WHAT IS EXPECTED: List each line of the data that holds the word "type".

DATASET EXCERPTS:
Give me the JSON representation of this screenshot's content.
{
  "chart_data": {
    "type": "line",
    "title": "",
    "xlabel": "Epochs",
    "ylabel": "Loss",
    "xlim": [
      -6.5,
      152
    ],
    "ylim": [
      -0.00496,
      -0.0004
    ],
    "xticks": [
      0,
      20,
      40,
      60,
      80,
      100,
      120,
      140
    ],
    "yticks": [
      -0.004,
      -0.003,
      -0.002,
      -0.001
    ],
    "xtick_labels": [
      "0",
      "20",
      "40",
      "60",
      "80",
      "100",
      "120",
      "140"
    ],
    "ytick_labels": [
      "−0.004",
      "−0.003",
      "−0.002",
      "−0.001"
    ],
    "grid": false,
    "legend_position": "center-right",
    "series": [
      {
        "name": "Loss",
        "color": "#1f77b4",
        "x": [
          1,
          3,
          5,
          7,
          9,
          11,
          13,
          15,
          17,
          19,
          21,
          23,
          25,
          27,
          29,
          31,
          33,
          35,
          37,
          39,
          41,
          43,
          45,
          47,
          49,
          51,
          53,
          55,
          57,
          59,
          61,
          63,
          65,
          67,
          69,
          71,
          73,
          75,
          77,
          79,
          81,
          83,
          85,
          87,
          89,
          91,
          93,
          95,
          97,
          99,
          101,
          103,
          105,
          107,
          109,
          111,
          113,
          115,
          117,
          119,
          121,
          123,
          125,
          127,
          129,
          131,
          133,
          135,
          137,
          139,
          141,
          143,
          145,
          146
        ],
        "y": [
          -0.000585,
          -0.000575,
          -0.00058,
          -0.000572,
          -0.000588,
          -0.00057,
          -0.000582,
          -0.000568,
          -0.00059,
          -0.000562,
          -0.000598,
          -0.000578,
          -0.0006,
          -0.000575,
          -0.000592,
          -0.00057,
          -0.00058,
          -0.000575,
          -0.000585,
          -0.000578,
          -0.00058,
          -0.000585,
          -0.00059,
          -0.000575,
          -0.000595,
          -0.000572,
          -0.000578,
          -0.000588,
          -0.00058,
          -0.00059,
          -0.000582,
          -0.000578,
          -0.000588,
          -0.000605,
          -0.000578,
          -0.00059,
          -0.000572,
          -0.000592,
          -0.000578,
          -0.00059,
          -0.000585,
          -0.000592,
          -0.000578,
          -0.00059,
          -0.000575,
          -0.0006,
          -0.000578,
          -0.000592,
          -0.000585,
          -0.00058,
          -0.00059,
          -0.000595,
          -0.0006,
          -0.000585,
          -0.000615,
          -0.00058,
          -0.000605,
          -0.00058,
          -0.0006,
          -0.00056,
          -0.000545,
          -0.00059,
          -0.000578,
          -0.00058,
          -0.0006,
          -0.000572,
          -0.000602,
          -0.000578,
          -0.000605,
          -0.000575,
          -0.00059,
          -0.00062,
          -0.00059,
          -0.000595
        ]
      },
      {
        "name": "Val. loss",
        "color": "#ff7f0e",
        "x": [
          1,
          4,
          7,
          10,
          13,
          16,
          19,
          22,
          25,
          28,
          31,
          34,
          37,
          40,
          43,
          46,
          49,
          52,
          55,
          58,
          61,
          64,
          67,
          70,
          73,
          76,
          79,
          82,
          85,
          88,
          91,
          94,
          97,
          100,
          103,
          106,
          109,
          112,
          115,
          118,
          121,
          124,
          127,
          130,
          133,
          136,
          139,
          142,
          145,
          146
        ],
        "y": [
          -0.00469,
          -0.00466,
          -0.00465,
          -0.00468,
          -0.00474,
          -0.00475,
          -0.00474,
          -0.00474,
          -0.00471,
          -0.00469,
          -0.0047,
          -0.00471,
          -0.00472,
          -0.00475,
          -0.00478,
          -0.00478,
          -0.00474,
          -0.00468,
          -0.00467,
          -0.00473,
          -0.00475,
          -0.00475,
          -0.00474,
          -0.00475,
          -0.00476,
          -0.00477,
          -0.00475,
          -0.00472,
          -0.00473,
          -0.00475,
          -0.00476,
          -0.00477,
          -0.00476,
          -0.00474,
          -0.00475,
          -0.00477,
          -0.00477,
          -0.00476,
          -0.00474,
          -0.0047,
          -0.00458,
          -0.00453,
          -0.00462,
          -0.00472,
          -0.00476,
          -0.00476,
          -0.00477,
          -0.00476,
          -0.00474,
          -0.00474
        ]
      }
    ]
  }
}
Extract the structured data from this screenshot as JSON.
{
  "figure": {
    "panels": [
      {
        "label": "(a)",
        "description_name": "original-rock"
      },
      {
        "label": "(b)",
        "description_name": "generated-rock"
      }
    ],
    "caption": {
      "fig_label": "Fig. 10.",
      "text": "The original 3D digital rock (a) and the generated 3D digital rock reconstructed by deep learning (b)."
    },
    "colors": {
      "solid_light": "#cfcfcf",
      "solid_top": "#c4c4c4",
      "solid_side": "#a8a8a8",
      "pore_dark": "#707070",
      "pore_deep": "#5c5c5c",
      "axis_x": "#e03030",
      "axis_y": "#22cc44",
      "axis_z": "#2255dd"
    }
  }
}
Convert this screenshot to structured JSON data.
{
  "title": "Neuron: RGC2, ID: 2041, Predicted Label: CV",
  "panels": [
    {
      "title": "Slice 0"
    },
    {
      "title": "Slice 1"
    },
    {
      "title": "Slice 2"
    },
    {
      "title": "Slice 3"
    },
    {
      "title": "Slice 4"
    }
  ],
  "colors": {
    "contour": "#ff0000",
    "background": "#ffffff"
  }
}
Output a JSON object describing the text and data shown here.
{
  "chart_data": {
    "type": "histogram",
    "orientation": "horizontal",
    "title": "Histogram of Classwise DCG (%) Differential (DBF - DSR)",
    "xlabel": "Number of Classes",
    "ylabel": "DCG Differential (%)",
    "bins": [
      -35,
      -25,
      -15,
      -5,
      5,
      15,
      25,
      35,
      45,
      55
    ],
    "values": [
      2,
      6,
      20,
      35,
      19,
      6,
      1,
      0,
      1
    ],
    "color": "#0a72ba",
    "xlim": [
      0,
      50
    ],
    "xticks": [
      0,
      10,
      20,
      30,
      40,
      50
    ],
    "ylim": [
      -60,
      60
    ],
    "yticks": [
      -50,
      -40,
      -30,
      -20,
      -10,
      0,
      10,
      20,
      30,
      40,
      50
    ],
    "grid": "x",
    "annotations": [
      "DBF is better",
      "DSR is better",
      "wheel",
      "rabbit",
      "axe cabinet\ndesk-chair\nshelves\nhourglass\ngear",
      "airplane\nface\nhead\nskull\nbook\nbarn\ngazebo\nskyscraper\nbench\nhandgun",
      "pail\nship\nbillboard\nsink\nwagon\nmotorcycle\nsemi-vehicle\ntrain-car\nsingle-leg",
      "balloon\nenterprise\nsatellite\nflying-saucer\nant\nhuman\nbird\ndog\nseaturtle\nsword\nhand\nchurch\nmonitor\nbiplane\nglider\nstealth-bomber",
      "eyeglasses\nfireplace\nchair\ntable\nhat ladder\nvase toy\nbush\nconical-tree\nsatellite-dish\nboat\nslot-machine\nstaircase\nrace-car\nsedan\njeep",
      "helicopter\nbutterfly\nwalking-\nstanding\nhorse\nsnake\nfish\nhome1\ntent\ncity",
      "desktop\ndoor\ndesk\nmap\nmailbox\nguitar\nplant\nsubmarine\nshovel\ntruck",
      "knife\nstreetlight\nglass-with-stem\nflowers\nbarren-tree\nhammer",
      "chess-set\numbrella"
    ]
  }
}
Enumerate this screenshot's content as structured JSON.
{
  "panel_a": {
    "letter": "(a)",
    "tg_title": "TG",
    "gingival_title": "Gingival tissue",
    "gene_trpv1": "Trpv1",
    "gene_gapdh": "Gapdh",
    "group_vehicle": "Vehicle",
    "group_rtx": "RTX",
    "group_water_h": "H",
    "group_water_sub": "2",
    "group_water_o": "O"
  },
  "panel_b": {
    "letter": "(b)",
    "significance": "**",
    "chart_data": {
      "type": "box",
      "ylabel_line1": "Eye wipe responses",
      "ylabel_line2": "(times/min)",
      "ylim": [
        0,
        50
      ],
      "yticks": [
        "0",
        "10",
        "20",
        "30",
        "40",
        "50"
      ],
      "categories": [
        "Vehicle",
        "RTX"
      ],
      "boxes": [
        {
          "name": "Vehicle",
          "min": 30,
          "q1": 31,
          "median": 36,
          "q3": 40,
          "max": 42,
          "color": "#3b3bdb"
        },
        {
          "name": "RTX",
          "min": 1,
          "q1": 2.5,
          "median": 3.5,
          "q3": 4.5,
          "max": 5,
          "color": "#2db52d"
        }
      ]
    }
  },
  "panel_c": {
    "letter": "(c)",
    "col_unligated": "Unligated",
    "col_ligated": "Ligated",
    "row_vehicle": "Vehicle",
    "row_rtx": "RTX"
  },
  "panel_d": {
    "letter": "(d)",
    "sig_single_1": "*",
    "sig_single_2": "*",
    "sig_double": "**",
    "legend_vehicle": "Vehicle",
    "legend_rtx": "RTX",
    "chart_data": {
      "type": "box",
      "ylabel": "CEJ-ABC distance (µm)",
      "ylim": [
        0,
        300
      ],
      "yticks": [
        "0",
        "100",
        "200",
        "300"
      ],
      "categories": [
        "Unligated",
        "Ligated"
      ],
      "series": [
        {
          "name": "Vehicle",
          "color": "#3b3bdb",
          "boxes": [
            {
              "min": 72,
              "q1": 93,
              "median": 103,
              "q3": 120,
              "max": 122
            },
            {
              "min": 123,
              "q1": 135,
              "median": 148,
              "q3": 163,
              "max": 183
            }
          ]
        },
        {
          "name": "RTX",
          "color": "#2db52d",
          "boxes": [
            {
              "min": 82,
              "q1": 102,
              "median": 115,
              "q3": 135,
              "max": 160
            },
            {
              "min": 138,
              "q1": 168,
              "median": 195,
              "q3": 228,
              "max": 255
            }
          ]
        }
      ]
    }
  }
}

RESULT BELOW:
    "type": "line",
    "type": "histogram",
      "type": "box",
      "type": "box",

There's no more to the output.